>> start Record list

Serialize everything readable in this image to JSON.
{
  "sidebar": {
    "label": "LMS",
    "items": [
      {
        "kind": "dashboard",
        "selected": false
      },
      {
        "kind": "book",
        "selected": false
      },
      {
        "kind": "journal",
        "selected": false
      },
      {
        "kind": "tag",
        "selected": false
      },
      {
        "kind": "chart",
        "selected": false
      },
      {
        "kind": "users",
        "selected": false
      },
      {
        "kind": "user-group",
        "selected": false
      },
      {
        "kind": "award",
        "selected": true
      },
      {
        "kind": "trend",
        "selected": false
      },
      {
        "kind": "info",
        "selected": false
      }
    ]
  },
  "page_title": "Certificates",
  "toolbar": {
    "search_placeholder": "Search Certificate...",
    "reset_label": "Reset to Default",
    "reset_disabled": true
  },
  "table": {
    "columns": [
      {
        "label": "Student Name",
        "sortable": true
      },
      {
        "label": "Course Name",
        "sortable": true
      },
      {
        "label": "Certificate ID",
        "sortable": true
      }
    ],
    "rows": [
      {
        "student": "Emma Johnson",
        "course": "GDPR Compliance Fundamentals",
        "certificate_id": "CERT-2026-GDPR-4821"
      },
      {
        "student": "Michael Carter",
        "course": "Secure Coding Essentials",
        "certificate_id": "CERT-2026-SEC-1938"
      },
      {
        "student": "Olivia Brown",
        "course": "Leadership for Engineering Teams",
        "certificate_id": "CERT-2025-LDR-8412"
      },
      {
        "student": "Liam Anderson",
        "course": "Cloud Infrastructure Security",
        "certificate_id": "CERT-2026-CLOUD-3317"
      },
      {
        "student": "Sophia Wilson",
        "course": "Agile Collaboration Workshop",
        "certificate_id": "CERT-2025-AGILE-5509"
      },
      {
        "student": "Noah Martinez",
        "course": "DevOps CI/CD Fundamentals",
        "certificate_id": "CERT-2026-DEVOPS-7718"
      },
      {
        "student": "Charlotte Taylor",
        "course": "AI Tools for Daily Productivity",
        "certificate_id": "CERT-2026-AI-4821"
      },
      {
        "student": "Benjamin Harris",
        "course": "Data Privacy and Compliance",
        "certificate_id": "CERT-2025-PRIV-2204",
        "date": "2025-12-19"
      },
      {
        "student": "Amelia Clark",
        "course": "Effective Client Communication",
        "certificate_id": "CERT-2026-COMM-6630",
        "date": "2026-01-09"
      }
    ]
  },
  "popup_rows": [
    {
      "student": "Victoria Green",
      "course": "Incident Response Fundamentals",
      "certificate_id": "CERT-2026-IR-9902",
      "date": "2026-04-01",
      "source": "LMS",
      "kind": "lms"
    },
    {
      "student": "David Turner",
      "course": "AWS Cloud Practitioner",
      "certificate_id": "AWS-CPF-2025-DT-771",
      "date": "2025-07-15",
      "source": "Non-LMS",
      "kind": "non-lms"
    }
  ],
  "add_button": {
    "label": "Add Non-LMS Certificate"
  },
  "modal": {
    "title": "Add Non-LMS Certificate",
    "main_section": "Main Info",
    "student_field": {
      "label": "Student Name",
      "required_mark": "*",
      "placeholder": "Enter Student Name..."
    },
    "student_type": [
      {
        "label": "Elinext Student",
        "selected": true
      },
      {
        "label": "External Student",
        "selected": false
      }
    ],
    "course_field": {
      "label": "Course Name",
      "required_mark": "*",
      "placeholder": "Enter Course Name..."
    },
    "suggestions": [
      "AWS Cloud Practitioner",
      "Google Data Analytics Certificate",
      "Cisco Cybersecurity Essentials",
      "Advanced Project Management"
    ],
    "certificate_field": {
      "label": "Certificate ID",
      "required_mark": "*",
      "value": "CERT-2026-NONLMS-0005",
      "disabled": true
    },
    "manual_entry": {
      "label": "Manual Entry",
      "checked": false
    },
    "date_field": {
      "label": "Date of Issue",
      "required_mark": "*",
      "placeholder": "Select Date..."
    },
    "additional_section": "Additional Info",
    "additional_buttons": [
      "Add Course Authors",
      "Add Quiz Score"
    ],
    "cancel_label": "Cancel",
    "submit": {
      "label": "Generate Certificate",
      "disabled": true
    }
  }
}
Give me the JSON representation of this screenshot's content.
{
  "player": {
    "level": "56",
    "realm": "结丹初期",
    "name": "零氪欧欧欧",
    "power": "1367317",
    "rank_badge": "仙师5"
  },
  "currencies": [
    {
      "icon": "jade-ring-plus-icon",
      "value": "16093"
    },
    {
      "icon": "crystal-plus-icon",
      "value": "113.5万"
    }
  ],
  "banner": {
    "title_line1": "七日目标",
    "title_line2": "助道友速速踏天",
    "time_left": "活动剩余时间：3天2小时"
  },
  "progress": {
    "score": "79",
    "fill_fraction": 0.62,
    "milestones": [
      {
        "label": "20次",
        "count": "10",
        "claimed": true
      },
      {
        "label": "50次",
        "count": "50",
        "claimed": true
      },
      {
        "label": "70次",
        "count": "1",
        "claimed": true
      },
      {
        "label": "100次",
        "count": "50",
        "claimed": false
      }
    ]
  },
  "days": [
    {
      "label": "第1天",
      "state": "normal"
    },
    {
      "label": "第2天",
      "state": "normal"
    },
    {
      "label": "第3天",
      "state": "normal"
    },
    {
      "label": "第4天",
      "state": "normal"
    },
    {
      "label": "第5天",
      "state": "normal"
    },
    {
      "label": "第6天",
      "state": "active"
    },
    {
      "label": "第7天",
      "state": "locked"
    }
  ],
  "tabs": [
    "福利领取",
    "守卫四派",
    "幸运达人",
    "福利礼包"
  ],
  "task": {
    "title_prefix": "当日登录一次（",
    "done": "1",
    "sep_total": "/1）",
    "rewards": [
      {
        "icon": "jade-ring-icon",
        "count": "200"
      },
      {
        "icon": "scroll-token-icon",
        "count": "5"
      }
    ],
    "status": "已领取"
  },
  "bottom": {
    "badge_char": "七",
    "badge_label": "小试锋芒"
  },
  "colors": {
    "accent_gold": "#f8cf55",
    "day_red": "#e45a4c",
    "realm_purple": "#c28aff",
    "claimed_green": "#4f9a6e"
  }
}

>> end Record list

Written exercise:
Write out each line of the data above again, exactly as given.

Finished exercise:
Serialize everything readable in this image to JSON.
{
  "sidebar": {
    "label": "LMS",
    "items": [
      {
        "kind": "dashboard",
        "selected": false
      },
      {
        "kind": "book",
        "selected": false
      },
      {
        "kind": "journal",
        "selected": false
      },
      {
        "kind": "tag",
        "selected": false
      },
      {
        "kind": "chart",
        "selected": false
      },
      {
        "kind": "users",
        "selected": false
      },
      {
        "kind": "user-group",
        "selected": false
      },
      {
        "kind": "award",
        "selected": true
      },
      {
        "kind": "trend",
        "selected": false
      },
      {
        "kind": "info",
        "selected": false
      }
    ]
  },
  "page_title": "Certificates",
  "toolbar": {
    "search_placeholder": "Search Certificate...",
    "reset_label": "Reset to Default",
    "reset_disabled": true
  },
  "table": {
    "columns": [
      {
        "label": "Student Name",
        "sortable": true
      },
      {
        "label": "Course Name",
        "sortable": true
      },
      {
        "label": "Certificate ID",
        "sortable": true
      }
    ],
    "rows": [
      {
        "student": "Emma Johnson",
        "course": "GDPR Compliance Fundamentals",
        "certificate_id": "CERT-2026-GDPR-4821"
      },
      {
        "student": "Michael Carter",
        "course": "Secure Coding Essentials",
        "certificate_id": "CERT-2026-SEC-1938"
      },
      {
        "student": "Olivia Brown",
        "course": "Leadership for Engineering Teams",
        "certificate_id": "CERT-2025-LDR-8412"
      },
      {
        "student": "Liam Anderson",
        "course": "Cloud Infrastructure Security",
        "certificate_id": "CERT-2026-CLOUD-3317"
      },
      {
        "student": "Sophia Wilson",
        "course": "Agile Collaboration Workshop",
        "certificate_id": "CERT-2025-AGILE-5509"
      },
      {
        "student": "Noah Martinez",
        "course": "DevOps CI/CD Fundamentals",
        "certificate_id": "CERT-2026-DEVOPS-7718"
      },
      {
        "student": "Charlotte Taylor",
        "course": "AI Tools for Daily Productivity",
        "certificate_id": "CERT-2026-AI-4821"
      },
      {
        "student": "Benjamin Harris",
        "course": "Data Privacy and Compliance",
        "certificate_id": "CERT-2025-PRIV-2204",
        "date": "2025-12-19"
      },
      {
        "student": "Amelia Clark",
        "course": "Effective Client Communication",
        "certificate_id": "CERT-2026-COMM-6630",
        "date": "2026-01-09"
      }
    ]
  },
  "popup_rows": [
    {
      "student": "Victoria Green",
      "course": "Incident Response Fundamentals",
      "certificate_id": "CERT-2026-IR-9902",
      "date": "2026-04-01",
      "source": "LMS",
      "kind": "lms"
    },
    {
      "student": "David Turner",
      "course": "AWS Cloud Practitioner",
      "certificate_id": "AWS-CPF-2025-DT-771",
      "date": "2025-07-15",
      "source": "Non-LMS",
      "kind": "non-lms"
    }
  ],
  "add_button": {
    "label": "Add Non-LMS Certificate"
  },
  "modal": {
    "title": "Add Non-LMS Certificate",
    "main_section": "Main Info",
    "student_field": {
      "label": "Student Name",
      "required_mark": "*",
      "placeholder": "Enter Student Name..."
    },
    "student_type": [
      {
        "label": "Elinext Student",
        "selected": true
      },
      {
        "label": "External Student",
        "selected": false
      }
    ],
    "course_field": {
      "label": "Course Name",
      "required_mark": "*",
      "placeholder": "Enter Course Name..."
    },
    "suggestions": [
      "AWS Cloud Practitioner",
      "Google Data Analytics Certificate",
      "Cisco Cybersecurity Essentials",
      "Advanced Project Management"
    ],
    "certificate_field": {
      "label": "Certificate ID",
      "required_mark": "*",
      "value": "CERT-2026-NONLMS-0005",
      "disabled": true
    },
    "manual_entry": {
      "label": "Manual Entry",
      "checked": false
    },
    "date_field": {
      "label": "Date of Issue",
      "required_mark": "*",
      "placeholder": "Select Date..."
    },
    "additional_section": "Additional Info",
    "additional_buttons": [
      "Add Course Authors",
      "Add Quiz Score"
    ],
    "cancel_label": "Cancel",
    "submit": {
      "label": "Generate Certificate",
      "disabled": true
    }
  }
}
Give me the JSON representation of this screenshot's content.
{
  "player": {
    "level": "56",
    "realm": "结丹初期",
    "name": "零氪欧欧欧",
    "power": "1367317",
    "rank_badge": "仙师5"
  },
  "currencies": [
    {
      "icon": "jade-ring-plus-icon",
      "value": "16093"
    },
    {
      "icon": "crystal-plus-icon",
      "value": "113.5万"
    }
  ],
  "banner": {
    "title_line1": "七日目标",
    "title_line2": "助道友速速踏天",
    "time_left": "活动剩余时间：3天2小时"
  },
  "progress": {
    "score": "79",
    "fill_fraction": 0.62,
    "milestones": [
      {
        "label": "20次",
        "count": "10",
        "claimed": true
      },
      {
        "label": "50次",
        "count": "50",
        "claimed": true
      },
      {
        "label": "70次",
        "count": "1",
        "claimed": true
      },
      {
        "label": "100次",
        "count": "50",
        "claimed": false
      }
    ]
  },
  "days": [
    {
      "label": "第1天",
      "state": "normal"
    },
    {
      "label": "第2天",
      "state": "normal"
    },
    {
      "label": "第3天",
      "state": "normal"
    },
    {
      "label": "第4天",
      "state": "normal"
    },
    {
      "label": "第5天",
      "state": "normal"
    },
    {
      "label": "第6天",
      "state": "active"
    },
    {
      "label": "第7天",
      "state": "locked"
    }
  ],
  "tabs": [
    "福利领取",
    "守卫四派",
    "幸运达人",
    "福利礼包"
  ],
  "task": {
    "title_prefix": "当日登录一次（",
    "done": "1",
    "sep_total": "/1）",
    "rewards": [
      {
        "icon": "jade-ring-icon",
        "count": "200"
      },
      {
        "icon": "scroll-token-icon",
        "count": "5"
      }
    ],
    "status": "已领取"
  },
  "bottom": {
    "badge_char": "七",
    "badge_label": "小试锋芒"
  },
  "colors": {
    "accent_gold": "#f8cf55",
    "day_red": "#e45a4c",
    "realm_purple": "#c28aff",
    "claimed_green": "#4f9a6e"
  }
}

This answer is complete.